What this task involves
Go through the listing and write out all of it exactly.

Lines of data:
-*-

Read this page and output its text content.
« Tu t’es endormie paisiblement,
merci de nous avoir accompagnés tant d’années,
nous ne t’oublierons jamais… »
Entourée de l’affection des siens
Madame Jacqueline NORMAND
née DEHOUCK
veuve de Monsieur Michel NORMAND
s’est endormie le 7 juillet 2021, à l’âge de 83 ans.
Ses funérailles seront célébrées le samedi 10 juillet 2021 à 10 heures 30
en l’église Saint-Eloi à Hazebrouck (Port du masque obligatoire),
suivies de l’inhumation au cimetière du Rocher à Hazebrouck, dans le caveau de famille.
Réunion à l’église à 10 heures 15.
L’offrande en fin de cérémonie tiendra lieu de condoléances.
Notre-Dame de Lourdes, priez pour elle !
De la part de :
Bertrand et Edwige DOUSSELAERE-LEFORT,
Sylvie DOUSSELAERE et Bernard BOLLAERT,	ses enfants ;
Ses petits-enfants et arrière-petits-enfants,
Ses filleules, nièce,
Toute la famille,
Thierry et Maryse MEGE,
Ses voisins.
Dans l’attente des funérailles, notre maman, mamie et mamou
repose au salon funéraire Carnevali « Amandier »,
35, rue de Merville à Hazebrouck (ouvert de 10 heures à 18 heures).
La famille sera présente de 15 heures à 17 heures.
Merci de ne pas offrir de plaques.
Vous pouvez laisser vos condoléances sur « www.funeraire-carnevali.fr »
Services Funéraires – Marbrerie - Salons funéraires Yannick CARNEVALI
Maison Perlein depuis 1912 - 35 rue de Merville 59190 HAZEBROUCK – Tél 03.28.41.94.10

-*-

The answer
Read this page and output its text content.
« Tu t’es endormie paisiblement,
merci de nous avoir accompagnés tant d’années,
nous ne t’oublierons jamais… »
Entourée de l’affection des siens
Madame Jacqueline NORMAND
née DEHOUCK
veuve de Monsieur Michel NORMAND
s’est endormie le 7 juillet 2021, à l’âge de 83 ans.
Ses funérailles seront célébrées le samedi 10 juillet 2021 à 10 heures 30
en l’église Saint-Eloi à Hazebrouck (Port du masque obligatoire),
suivies de l’inhumation au cimetière du Rocher à Hazebrouck, dans le caveau de famille.
Réunion à l’église à 10 heures 15.
L’offrande en fin de cérémonie tiendra lieu de condoléances.
Notre-Dame de Lourdes, priez pour elle !
De la part de :
Bertrand et Edwige DOUSSELAERE-LEFORT,
Sylvie DOUSSELAERE et Bernard BOLLAERT,	ses enfants ;
Ses petits-enfants et arrière-petits-enfants,
Ses filleules, nièce,
Toute la famille,
Thierry et Maryse MEGE,
Ses voisins.
Dans l’attente des funérailles, notre maman, mamie et mamou
repose au salon funéraire Carnevali « Amandier »,
35, rue de Merville à Hazebrouck (ouvert de 10 heures à 18 heures).
La famille sera présente de 15 heures à 17 heures.
Merci de ne pas offrir de plaques.
Vous pouvez laisser vos condoléances sur « www.funeraire-carnevali.fr »
Services Funéraires – Marbrerie - Salons funéraires Yannick CARNEVALI
Maison Perlein depuis 1912 - 35 rue de Merville 59190 HAZEBROUCK – Tél 03.28.41.94.10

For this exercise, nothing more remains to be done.